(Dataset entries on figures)
──────────────────────────────
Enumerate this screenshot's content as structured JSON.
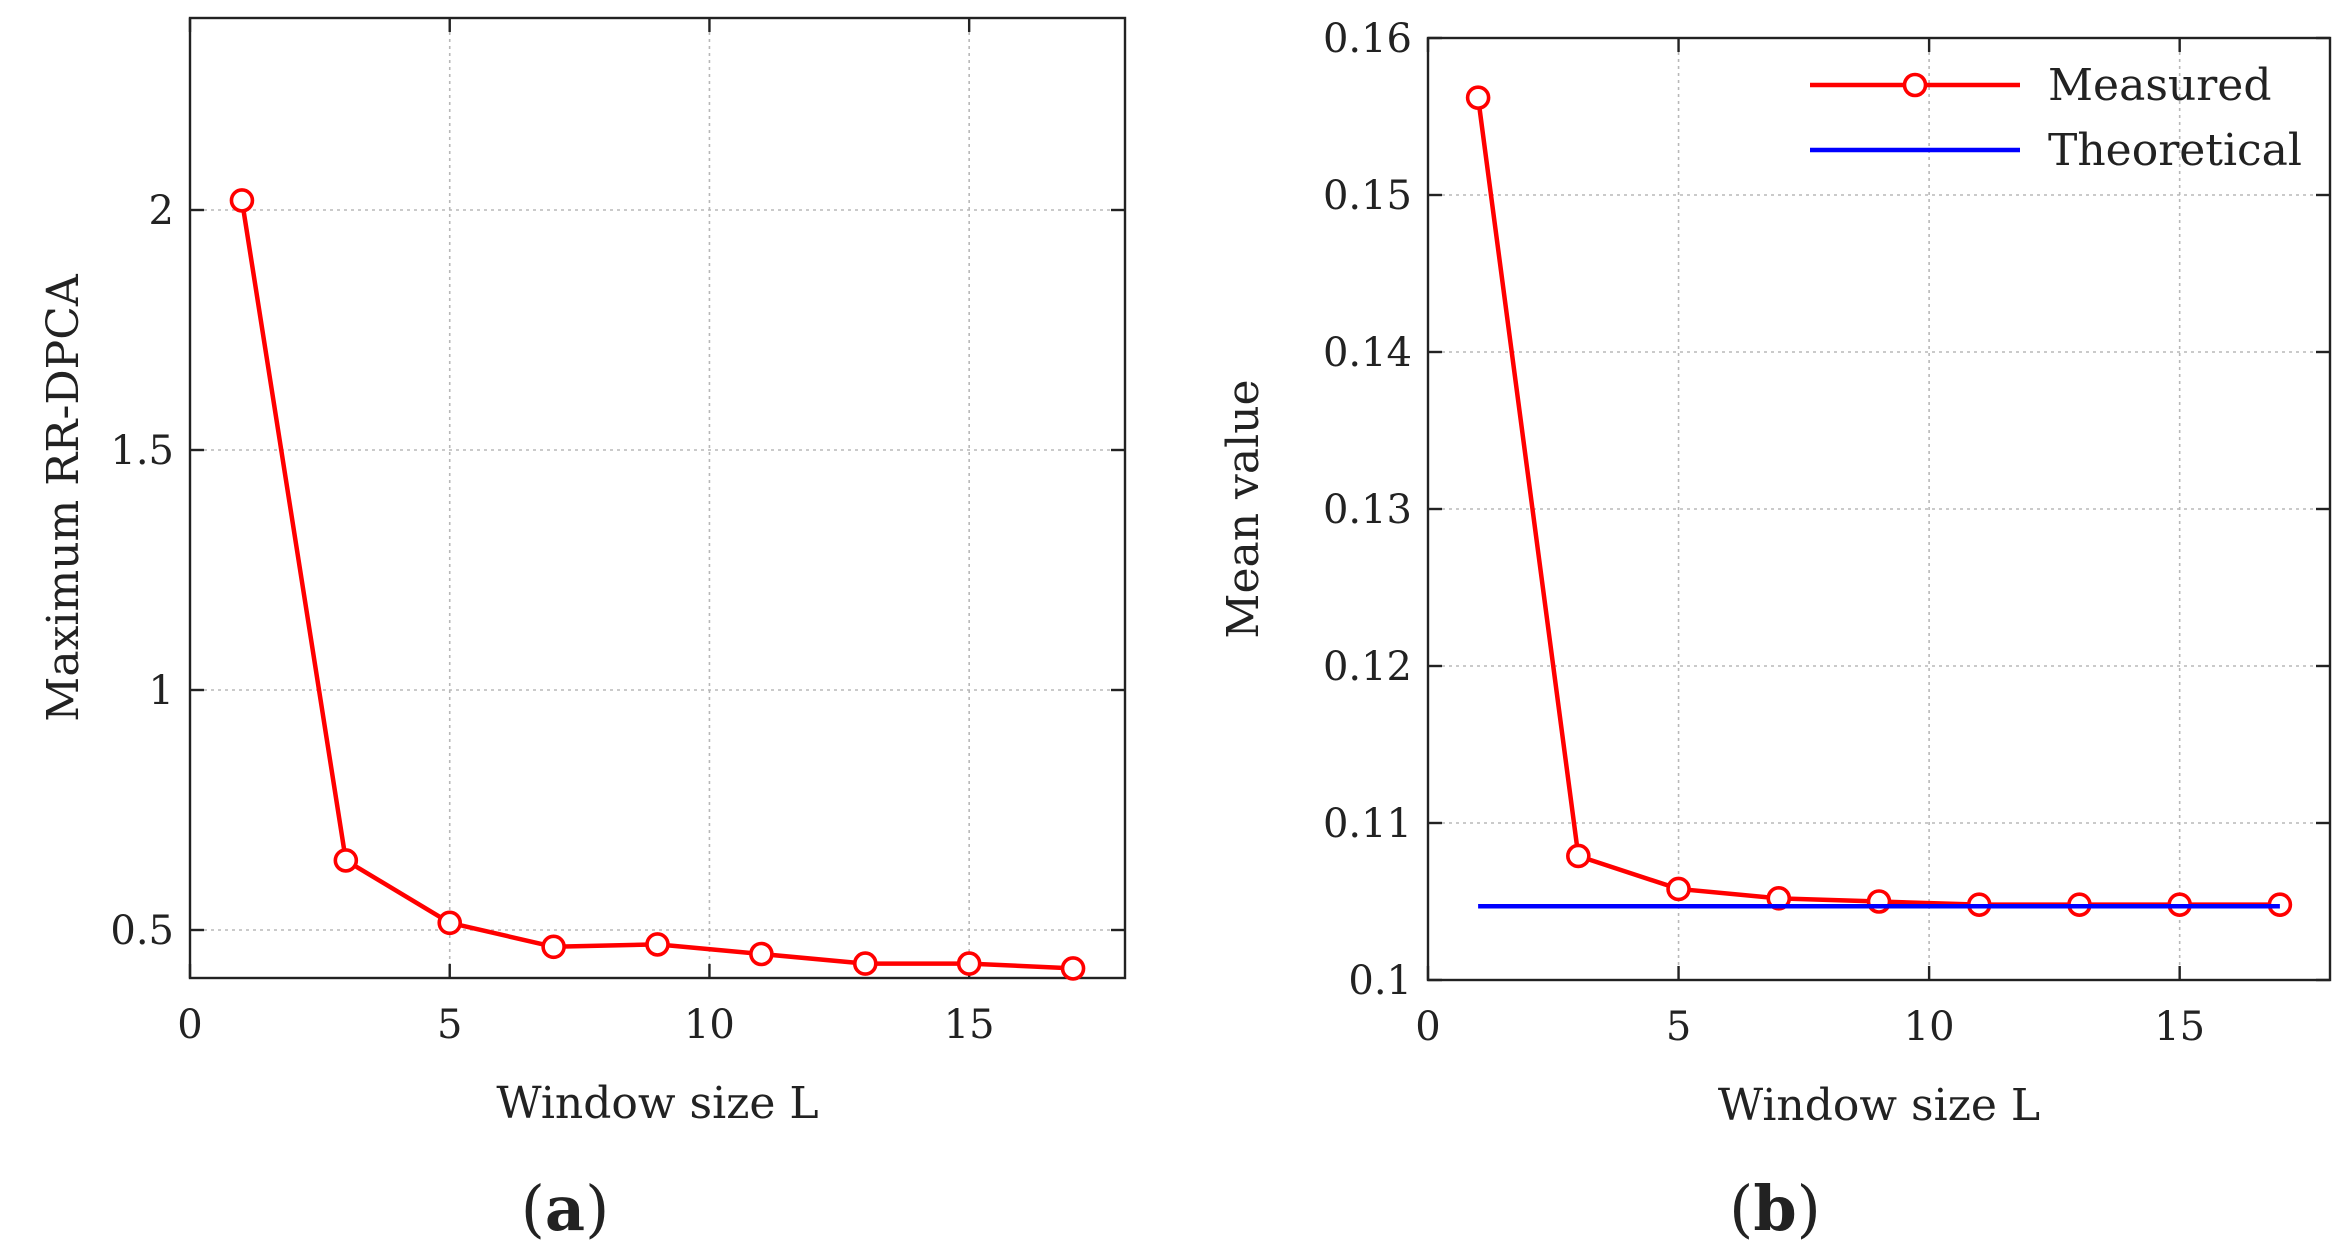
{
  "chart_data": [
    {
      "type": "line",
      "panel_label_open": "(",
      "panel_label_letter": "a",
      "panel_label_close": ")",
      "title": "",
      "xlabel": "Window size L",
      "ylabel": "Maximum RR-DPCA",
      "xlim": [
        0,
        18
      ],
      "ylim": [
        0.4,
        2.4
      ],
      "xticks": [
        0,
        5,
        10,
        15
      ],
      "xtick_labels": [
        "0",
        "5",
        "10",
        "15"
      ],
      "yticks": [
        0.5,
        1,
        1.5,
        2
      ],
      "ytick_labels": [
        "0.5",
        "1",
        "1.5",
        "2"
      ],
      "grid": true,
      "series": [
        {
          "name": "Maximum RR-DPCA",
          "color": "#ff0000",
          "marker": "circle",
          "x": [
            1,
            3,
            5,
            7,
            9,
            11,
            13,
            15,
            17
          ],
          "y": [
            2.02,
            0.645,
            0.515,
            0.465,
            0.47,
            0.45,
            0.43,
            0.43,
            0.42
          ]
        }
      ]
    },
    {
      "type": "line",
      "panel_label_open": "(",
      "panel_label_letter": "b",
      "panel_label_close": ")",
      "title": "",
      "xlabel": "Window size L",
      "ylabel": "Mean value",
      "xlim": [
        0,
        18
      ],
      "ylim": [
        0.1,
        0.16
      ],
      "xticks": [
        0,
        5,
        10,
        15
      ],
      "xtick_labels": [
        "0",
        "5",
        "10",
        "15"
      ],
      "yticks": [
        0.1,
        0.11,
        0.12,
        0.13,
        0.14,
        0.15,
        0.16
      ],
      "ytick_labels": [
        "0.1",
        "0.11",
        "0.12",
        "0.13",
        "0.14",
        "0.15",
        "0.16"
      ],
      "grid": true,
      "legend_position": "top-right",
      "series": [
        {
          "name": "Measured",
          "color": "#ff0000",
          "marker": "circle",
          "x": [
            1,
            3,
            5,
            7,
            9,
            11,
            13,
            15,
            17
          ],
          "y": [
            0.1562,
            0.1079,
            0.1058,
            0.1052,
            0.105,
            0.1048,
            0.1048,
            0.1048,
            0.1048
          ]
        },
        {
          "name": "Theoretical",
          "color": "#0000ff",
          "marker": "none",
          "x": [
            1,
            17
          ],
          "y": [
            0.1047,
            0.1047
          ]
        }
      ]
    }
  ]
}
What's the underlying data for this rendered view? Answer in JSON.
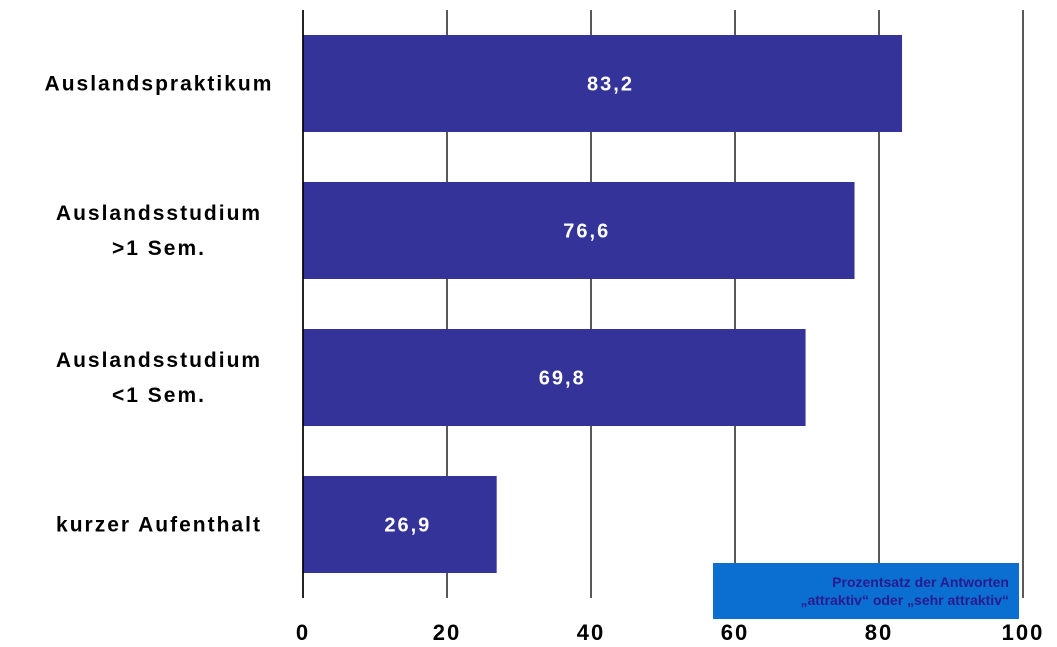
{
  "chart_data": {
    "type": "bar",
    "orientation": "horizontal",
    "categories": [
      [
        "Auslandspraktikum"
      ],
      [
        "Auslandsstudium",
        ">1 Sem."
      ],
      [
        "Auslandsstudium",
        "<1 Sem."
      ],
      [
        "kurzer Aufenthalt"
      ]
    ],
    "values": [
      83.2,
      76.6,
      69.8,
      26.9
    ],
    "value_labels": [
      "83,2",
      "76,6",
      "69,8",
      "26,9"
    ],
    "xlim": [
      0,
      100
    ],
    "xticks": [
      0,
      20,
      40,
      60,
      80,
      100
    ],
    "xtick_labels": [
      "0",
      "20",
      "40",
      "60",
      "80",
      "100"
    ],
    "grid": "vertical",
    "bar_color": "#333399",
    "note": [
      "Prozentsatz der Antworten",
      "„attraktiv“ oder „sehr attraktiv“"
    ],
    "note_color": "#0a6fd1",
    "note_text_color": "#2a1a8f"
  }
}
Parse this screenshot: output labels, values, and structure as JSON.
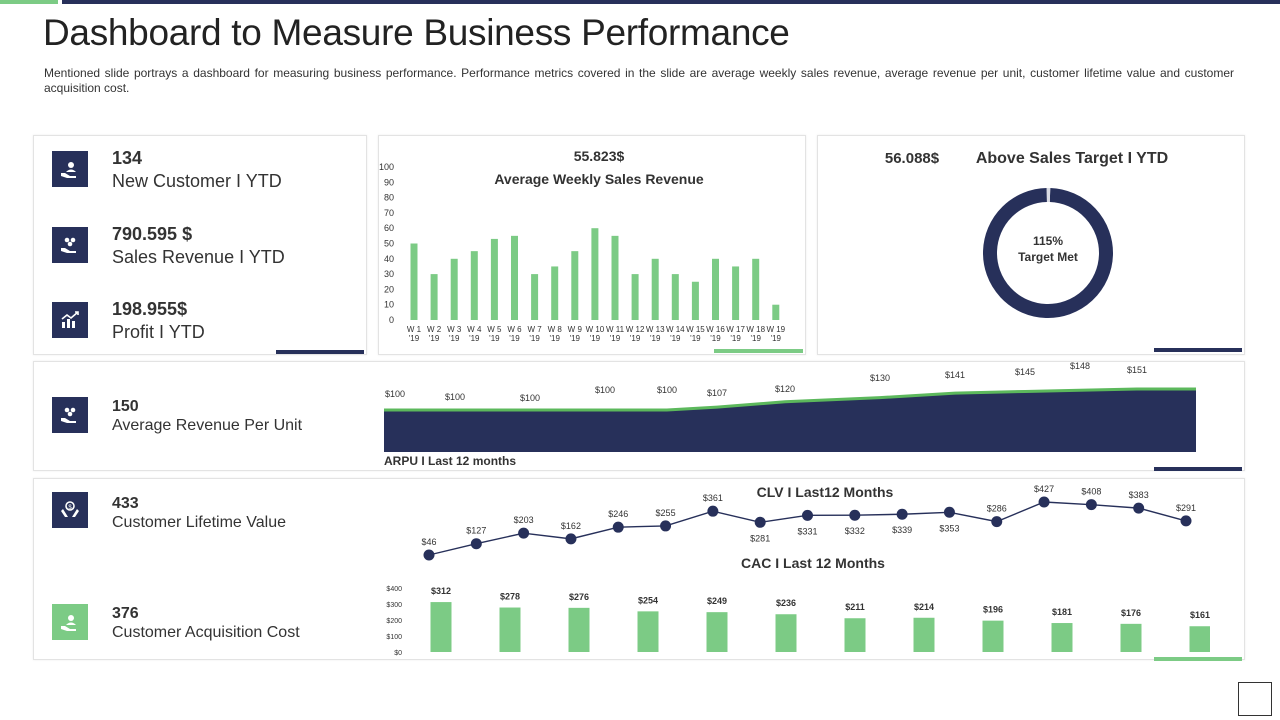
{
  "title": "Dashboard to Measure Business Performance",
  "description": "Mentioned slide portrays a dashboard for measuring business performance. Performance metrics covered in the slide are average weekly sales revenue, average revenue per unit, customer lifetime value and customer acquisition cost.",
  "kpis": [
    {
      "value": "134",
      "label": "New Customer I YTD",
      "icon": "hand-user-icon"
    },
    {
      "value": "790.595 $",
      "label": "Sales Revenue I YTD",
      "icon": "hand-coins-icon"
    },
    {
      "value": "198.955$",
      "label": "Profit I YTD",
      "icon": "growth-chart-icon"
    }
  ],
  "arpu_kpi": {
    "value": "150",
    "label": "Average Revenue  Per Unit",
    "icon": "hand-coins-icon"
  },
  "clv_kpi": {
    "value": "433",
    "label": "Customer  Lifetime Value",
    "icon": "hands-dollar-icon"
  },
  "cac_kpi": {
    "value": "376",
    "label": "Customer Acquisition Cost",
    "icon": "hand-user-icon"
  },
  "weekly": {
    "value_label": "55.823$",
    "title": "Average Weekly Sales Revenue"
  },
  "target": {
    "value_label": "56.088$",
    "title": "Above Sales Target I YTD",
    "percent_label": "115%",
    "center_label": "Target Met"
  },
  "arpu": {
    "caption": "ARPU I Last 12 months"
  },
  "clv": {
    "title": "CLV I Last12 Months"
  },
  "cac": {
    "title": "CAC I Last 12 Months"
  },
  "colors": {
    "navy": "#27305a",
    "green": "#7ccb85",
    "line_green": "#5cb85c"
  },
  "chart_data": [
    {
      "type": "bar",
      "title": "Average Weekly Sales Revenue",
      "categories": [
        "W 1 '19",
        "W 2 '19",
        "W 3 '19",
        "W 4 '19",
        "W 5 '19",
        "W 6 '19",
        "W 7 '19",
        "W 8 '19",
        "W 9 '19",
        "W 10 '19",
        "W 11 '19",
        "W 12 '19",
        "W 13 '19",
        "W 14 '19",
        "W 15 '19",
        "W 16 '19",
        "W 17 '19",
        "W 18 '19",
        "W 19 '19"
      ],
      "values": [
        50,
        30,
        40,
        45,
        53,
        55,
        30,
        35,
        45,
        60,
        55,
        30,
        40,
        30,
        25,
        40,
        35,
        40,
        10
      ],
      "ylim": [
        0,
        100
      ],
      "yticks": [
        0,
        10,
        20,
        30,
        40,
        50,
        60,
        70,
        80,
        90,
        100
      ]
    },
    {
      "type": "pie",
      "title": "Above Sales Target I YTD",
      "values": [
        99,
        1
      ]
    },
    {
      "type": "area",
      "title": "ARPU I Last 12 months",
      "labels": [
        "$100",
        "$100",
        "$100",
        "$100",
        "$100",
        "$107",
        "$120",
        "$130",
        "$141",
        "$145",
        "$148",
        "$151"
      ],
      "values": [
        100,
        100,
        100,
        100,
        100,
        107,
        120,
        130,
        141,
        145,
        148,
        151
      ]
    },
    {
      "type": "line",
      "title": "CLV I Last12 Months",
      "labels": [
        "$46",
        "$127",
        "$203",
        "$162",
        "$246",
        "$255",
        "$361",
        "$281",
        "$331",
        "$332",
        "$339",
        "$353",
        "$286",
        "$427",
        "$408",
        "$383",
        "$291"
      ],
      "values": [
        46,
        127,
        203,
        162,
        246,
        255,
        361,
        281,
        331,
        332,
        339,
        353,
        286,
        427,
        408,
        383,
        291
      ]
    },
    {
      "type": "bar",
      "title": "CAC I Last 12 Months",
      "labels": [
        "$312",
        "$278",
        "$276",
        "$254",
        "$249",
        "$236",
        "$211",
        "$214",
        "$196",
        "$181",
        "$176",
        "$161"
      ],
      "values": [
        312,
        278,
        276,
        254,
        249,
        236,
        211,
        214,
        196,
        181,
        176,
        161
      ],
      "ylim": [
        0,
        400
      ],
      "yticks": [
        "$0",
        "$100",
        "$200",
        "$300",
        "$400"
      ]
    }
  ]
}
──────────────────────────────
_TASK OBJECTIVE_. Copy out each line in the preceding records that contains "icon".

_THE RESPONSE_.
      "icon": "hand-user-icon"
      "icon": "hand-coins-icon"
      "icon": "growth-chart-icon"
    "icon": "hand-coins-icon"
    "icon": "hands-dollar-icon"
    "icon": "hand-user-icon"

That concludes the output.